**GOAL OF THE EXERCISE:** Output the entries below exactly as written, omitting pictures.

**Excerpt from a dataset:**
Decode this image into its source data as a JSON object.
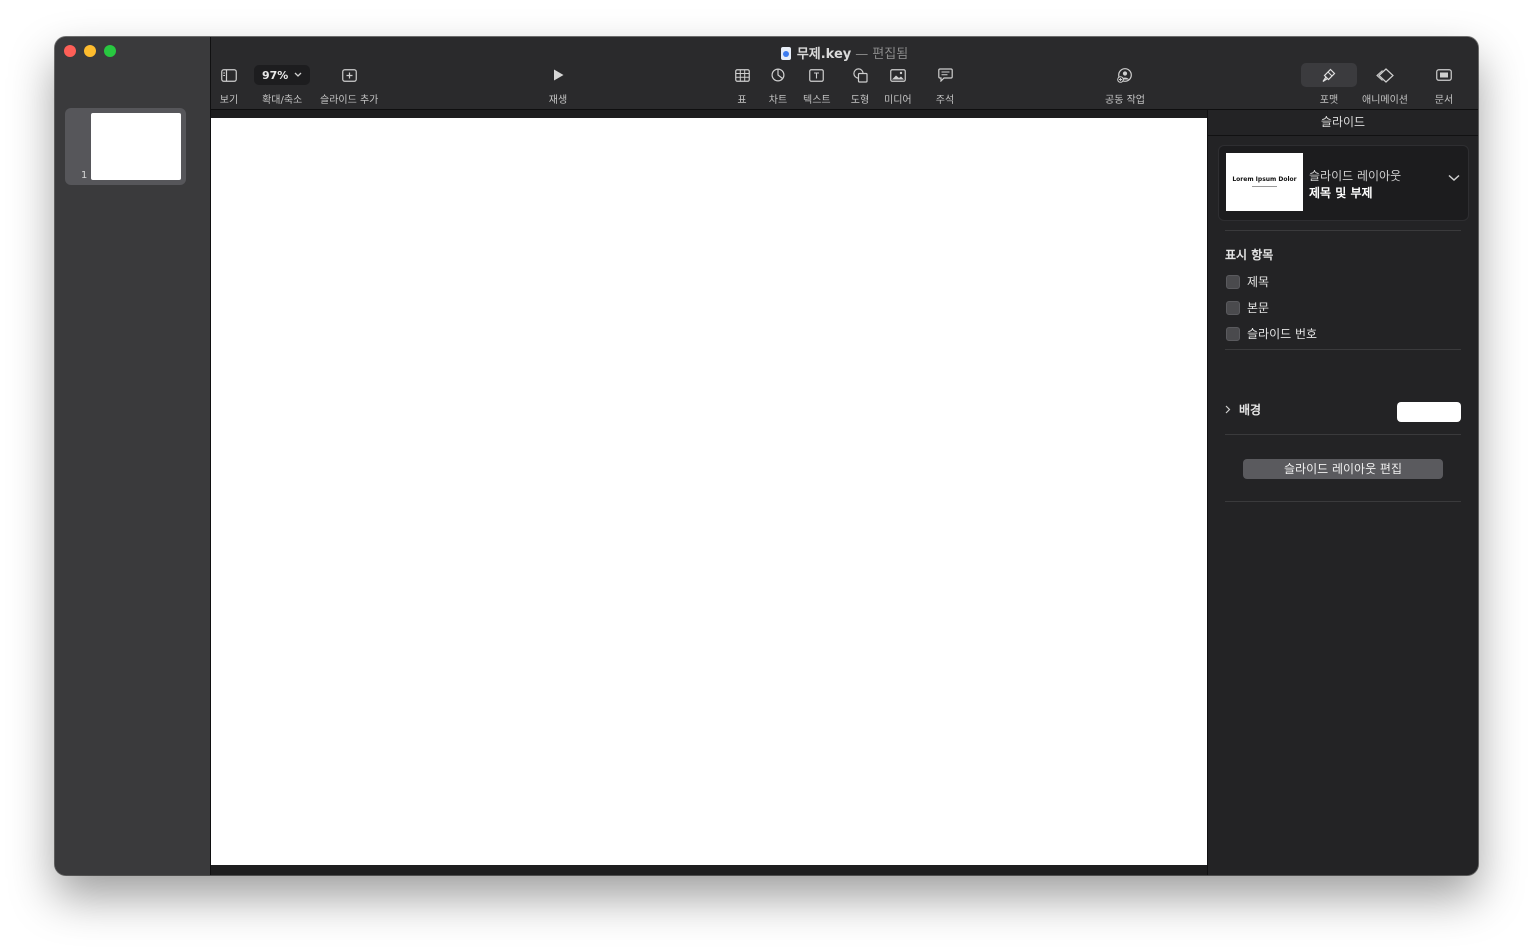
{
  "window": {
    "title_name": "무제.key",
    "title_sep": "—",
    "title_status": "편집됨"
  },
  "toolbar": {
    "view_label": "보기",
    "zoom_value": "97%",
    "zoom_label": "확대/축소",
    "add_slide_label": "슬라이드 추가",
    "play_label": "재생",
    "table_label": "표",
    "chart_label": "차트",
    "text_label": "텍스트",
    "shape_label": "도형",
    "media_label": "미디어",
    "comment_label": "주석",
    "collaborate_label": "공동 작업",
    "format_label": "포맷",
    "animate_label": "애니메이션",
    "document_label": "문서"
  },
  "navigator": {
    "slides": [
      {
        "number": "1"
      }
    ]
  },
  "inspector": {
    "title": "슬라이드",
    "layout_label": "슬라이드 레이아웃",
    "layout_value": "제목 및 부제",
    "layout_thumb_text": "Lorem Ipsum Dolor",
    "appearance_label": "표시 항목",
    "checkboxes": [
      {
        "label": "제목",
        "checked": false
      },
      {
        "label": "본문",
        "checked": false
      },
      {
        "label": "슬라이드 번호",
        "checked": false
      }
    ],
    "background_label": "배경",
    "background_color": "#ffffff",
    "edit_layout_button": "슬라이드 레이아웃 편집"
  }
}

**SOLUTION BELOW:**
Decode this image into its source data as a JSON object.
{
  "window": {
    "title_name": "무제.key",
    "title_sep": "—",
    "title_status": "편집됨"
  },
  "toolbar": {
    "view_label": "보기",
    "zoom_value": "97%",
    "zoom_label": "확대/축소",
    "add_slide_label": "슬라이드 추가",
    "play_label": "재생",
    "table_label": "표",
    "chart_label": "차트",
    "text_label": "텍스트",
    "shape_label": "도형",
    "media_label": "미디어",
    "comment_label": "주석",
    "collaborate_label": "공동 작업",
    "format_label": "포맷",
    "animate_label": "애니메이션",
    "document_label": "문서"
  },
  "navigator": {
    "slides": [
      {
        "number": "1"
      }
    ]
  },
  "inspector": {
    "title": "슬라이드",
    "layout_label": "슬라이드 레이아웃",
    "layout_value": "제목 및 부제",
    "layout_thumb_text": "Lorem Ipsum Dolor",
    "appearance_label": "표시 항목",
    "checkboxes": [
      {
        "label": "제목",
        "checked": false
      },
      {
        "label": "본문",
        "checked": false
      },
      {
        "label": "슬라이드 번호",
        "checked": false
      }
    ],
    "background_label": "배경",
    "background_color": "#ffffff",
    "edit_layout_button": "슬라이드 레이아웃 편집"
  }
}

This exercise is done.